◆ Work required:
Below are the records. List every line holding the word "content".
*** Source material ***
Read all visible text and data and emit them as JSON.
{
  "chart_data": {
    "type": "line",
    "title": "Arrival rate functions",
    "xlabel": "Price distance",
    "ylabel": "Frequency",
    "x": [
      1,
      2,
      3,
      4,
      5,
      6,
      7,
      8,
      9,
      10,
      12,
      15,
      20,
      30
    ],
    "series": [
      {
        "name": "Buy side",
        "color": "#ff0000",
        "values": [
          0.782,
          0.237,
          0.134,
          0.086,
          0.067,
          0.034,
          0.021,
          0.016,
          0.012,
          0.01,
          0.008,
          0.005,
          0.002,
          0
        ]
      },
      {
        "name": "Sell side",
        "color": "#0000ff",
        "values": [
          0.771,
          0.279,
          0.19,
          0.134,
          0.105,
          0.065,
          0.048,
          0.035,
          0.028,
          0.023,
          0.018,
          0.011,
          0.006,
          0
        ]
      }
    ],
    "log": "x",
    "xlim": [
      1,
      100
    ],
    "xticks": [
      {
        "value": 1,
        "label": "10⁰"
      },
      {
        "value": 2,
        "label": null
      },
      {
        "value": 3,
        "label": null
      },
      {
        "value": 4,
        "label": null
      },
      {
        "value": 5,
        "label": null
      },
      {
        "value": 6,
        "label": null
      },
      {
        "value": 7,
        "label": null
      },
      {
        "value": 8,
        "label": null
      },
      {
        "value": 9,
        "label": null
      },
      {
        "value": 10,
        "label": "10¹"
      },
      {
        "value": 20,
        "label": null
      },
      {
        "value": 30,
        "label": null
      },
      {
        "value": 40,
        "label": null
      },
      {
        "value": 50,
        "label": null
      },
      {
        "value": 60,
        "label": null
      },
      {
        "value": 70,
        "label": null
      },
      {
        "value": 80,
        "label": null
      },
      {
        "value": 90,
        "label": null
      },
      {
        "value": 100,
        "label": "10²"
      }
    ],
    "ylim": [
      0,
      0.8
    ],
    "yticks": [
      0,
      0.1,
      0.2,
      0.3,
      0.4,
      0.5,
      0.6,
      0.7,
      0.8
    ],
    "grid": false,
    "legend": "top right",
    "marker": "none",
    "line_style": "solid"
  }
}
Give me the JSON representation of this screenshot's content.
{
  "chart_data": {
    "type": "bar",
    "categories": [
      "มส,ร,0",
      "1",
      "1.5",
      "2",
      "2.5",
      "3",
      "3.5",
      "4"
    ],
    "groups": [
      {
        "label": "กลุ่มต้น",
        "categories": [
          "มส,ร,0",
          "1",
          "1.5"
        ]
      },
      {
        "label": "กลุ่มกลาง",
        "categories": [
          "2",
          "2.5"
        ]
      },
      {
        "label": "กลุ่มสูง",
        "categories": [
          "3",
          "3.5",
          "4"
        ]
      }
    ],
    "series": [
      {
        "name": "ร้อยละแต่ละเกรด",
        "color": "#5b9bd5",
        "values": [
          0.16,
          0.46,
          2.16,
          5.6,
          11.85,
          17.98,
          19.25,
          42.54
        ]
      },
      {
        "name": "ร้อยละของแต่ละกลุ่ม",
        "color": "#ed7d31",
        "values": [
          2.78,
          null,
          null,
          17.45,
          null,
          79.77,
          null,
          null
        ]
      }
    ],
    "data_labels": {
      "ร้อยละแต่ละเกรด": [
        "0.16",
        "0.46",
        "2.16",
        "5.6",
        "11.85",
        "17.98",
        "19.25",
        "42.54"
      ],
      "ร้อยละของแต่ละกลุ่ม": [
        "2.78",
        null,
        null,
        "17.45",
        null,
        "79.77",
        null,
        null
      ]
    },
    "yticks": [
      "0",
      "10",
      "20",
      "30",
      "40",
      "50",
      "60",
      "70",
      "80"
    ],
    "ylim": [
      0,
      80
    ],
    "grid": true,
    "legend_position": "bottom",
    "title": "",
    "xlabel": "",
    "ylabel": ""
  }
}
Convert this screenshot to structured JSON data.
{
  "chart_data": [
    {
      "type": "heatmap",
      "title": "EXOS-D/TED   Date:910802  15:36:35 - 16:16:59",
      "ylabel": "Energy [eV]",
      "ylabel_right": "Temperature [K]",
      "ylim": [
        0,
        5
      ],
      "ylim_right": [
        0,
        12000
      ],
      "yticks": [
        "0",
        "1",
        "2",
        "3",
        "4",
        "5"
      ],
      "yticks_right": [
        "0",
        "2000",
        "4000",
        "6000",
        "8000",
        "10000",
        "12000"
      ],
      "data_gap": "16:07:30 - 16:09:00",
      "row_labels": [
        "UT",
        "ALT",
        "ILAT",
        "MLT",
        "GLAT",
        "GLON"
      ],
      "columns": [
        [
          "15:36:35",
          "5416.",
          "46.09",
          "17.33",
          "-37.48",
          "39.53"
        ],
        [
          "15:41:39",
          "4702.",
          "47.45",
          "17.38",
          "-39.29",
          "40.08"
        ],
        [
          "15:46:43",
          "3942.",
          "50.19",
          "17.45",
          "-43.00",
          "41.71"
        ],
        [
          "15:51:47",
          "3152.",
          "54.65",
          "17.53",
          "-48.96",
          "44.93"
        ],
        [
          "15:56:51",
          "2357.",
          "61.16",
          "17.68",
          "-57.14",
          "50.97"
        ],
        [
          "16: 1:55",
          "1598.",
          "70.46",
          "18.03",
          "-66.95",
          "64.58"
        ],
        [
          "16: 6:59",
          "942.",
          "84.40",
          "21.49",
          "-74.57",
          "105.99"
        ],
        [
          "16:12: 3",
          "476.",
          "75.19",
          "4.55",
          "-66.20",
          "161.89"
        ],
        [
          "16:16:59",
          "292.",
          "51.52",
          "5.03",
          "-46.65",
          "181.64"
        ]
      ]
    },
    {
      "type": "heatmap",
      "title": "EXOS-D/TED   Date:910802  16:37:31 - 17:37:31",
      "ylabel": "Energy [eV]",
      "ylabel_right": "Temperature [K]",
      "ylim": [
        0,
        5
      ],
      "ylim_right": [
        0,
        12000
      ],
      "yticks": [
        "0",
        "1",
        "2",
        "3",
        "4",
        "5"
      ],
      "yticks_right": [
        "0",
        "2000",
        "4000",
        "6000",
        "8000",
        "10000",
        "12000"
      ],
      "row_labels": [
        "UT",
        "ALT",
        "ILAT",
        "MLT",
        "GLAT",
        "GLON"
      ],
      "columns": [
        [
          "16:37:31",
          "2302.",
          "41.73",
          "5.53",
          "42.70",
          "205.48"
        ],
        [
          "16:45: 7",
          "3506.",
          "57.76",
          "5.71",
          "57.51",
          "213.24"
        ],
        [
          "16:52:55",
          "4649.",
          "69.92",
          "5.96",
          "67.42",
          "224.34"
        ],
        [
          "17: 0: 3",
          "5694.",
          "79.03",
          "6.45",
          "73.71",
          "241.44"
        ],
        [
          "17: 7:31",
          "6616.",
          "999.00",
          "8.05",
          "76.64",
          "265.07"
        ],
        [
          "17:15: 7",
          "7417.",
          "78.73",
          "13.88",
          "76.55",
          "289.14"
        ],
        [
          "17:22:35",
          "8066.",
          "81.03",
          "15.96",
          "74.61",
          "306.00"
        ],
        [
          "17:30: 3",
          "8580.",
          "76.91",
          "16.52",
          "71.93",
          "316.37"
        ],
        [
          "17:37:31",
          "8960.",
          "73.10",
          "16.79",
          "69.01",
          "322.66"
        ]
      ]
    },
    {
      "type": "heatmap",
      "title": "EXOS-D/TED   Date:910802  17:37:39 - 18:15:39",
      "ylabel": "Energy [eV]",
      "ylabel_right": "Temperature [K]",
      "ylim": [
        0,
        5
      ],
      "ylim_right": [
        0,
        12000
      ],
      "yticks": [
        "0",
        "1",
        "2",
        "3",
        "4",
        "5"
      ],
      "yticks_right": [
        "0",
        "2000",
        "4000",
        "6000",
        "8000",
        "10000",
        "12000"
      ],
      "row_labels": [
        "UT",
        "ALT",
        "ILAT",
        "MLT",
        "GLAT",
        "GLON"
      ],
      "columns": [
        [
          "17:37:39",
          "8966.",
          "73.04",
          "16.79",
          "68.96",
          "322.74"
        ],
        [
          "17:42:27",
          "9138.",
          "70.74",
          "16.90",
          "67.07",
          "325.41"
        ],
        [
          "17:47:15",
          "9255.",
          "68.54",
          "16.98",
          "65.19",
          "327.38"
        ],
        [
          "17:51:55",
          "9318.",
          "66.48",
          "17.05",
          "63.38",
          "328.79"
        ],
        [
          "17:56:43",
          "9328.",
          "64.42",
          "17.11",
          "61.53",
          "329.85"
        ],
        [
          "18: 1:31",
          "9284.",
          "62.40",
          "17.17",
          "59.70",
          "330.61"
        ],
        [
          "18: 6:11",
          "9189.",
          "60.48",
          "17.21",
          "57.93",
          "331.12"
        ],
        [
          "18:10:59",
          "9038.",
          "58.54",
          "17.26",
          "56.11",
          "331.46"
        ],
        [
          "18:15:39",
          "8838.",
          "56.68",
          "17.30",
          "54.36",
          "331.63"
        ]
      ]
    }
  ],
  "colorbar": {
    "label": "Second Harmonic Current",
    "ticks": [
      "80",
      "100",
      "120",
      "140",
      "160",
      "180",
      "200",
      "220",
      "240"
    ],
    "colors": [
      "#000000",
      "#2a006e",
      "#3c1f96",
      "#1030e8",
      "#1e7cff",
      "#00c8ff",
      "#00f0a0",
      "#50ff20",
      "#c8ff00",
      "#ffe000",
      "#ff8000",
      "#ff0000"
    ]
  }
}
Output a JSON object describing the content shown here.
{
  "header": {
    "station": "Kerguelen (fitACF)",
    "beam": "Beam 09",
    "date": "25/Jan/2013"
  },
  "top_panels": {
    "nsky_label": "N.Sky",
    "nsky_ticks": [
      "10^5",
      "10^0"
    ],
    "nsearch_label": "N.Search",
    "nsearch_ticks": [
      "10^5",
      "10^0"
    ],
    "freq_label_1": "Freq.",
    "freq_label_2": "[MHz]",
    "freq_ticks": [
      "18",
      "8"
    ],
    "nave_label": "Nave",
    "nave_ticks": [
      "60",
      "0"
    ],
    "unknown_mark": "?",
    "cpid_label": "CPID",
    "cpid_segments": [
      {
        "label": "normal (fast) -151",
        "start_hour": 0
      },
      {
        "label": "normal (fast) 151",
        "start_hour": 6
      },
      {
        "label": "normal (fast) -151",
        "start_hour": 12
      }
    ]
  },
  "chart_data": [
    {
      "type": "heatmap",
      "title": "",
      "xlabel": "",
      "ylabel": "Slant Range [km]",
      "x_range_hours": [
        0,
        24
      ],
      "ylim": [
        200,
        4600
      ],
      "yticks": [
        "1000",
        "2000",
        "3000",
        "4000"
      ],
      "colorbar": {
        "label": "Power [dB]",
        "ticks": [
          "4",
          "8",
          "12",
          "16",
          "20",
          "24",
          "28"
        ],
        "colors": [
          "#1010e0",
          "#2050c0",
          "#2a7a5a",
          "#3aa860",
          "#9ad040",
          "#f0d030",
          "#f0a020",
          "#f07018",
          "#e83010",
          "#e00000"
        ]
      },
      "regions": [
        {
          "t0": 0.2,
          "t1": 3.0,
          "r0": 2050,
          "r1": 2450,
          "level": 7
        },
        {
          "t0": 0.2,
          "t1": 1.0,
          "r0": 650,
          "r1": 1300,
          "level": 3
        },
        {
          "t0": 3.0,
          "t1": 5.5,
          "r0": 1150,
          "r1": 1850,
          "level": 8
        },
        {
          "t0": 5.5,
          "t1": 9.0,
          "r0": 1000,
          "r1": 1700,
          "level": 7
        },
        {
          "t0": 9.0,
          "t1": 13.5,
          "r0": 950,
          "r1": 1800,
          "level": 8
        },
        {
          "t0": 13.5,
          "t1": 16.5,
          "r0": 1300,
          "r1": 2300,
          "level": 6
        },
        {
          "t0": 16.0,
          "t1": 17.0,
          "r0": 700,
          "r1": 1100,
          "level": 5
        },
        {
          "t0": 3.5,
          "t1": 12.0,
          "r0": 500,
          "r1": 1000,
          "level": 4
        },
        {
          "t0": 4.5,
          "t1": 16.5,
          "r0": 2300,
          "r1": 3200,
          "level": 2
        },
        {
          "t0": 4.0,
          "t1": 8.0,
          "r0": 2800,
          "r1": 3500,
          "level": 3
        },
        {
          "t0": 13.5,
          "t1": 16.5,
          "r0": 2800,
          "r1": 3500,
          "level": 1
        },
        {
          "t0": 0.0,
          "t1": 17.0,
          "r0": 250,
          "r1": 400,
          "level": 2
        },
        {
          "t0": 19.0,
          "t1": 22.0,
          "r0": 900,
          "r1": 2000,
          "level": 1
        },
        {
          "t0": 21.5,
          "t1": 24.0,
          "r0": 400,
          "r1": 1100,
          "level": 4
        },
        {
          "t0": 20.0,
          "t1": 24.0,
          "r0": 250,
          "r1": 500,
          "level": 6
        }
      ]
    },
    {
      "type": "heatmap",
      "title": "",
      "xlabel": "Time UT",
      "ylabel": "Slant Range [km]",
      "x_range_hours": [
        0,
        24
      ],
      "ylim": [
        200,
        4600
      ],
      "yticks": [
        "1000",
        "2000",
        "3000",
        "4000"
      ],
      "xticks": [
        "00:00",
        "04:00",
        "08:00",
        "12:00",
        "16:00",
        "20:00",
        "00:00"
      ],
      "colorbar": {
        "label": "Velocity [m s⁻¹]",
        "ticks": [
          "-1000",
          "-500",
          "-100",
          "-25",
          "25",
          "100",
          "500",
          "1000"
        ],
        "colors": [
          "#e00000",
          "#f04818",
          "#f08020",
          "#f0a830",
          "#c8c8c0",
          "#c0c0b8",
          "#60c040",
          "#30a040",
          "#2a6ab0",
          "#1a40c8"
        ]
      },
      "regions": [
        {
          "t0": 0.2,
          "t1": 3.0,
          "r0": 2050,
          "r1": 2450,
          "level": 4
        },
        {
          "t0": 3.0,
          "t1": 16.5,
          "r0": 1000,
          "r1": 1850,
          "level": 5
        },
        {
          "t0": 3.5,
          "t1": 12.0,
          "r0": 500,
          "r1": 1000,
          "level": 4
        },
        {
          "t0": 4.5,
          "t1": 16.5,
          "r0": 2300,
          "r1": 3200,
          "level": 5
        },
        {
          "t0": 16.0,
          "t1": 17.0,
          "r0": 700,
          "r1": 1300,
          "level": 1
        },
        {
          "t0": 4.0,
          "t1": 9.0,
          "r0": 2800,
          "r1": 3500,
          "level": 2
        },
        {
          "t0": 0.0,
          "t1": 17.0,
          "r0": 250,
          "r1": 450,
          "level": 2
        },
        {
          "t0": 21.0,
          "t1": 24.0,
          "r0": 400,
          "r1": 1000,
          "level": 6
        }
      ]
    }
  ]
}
***
◆ Written solution:
Give me the JSON representation of this screenshot's content.
Output a JSON object describing the content shown here.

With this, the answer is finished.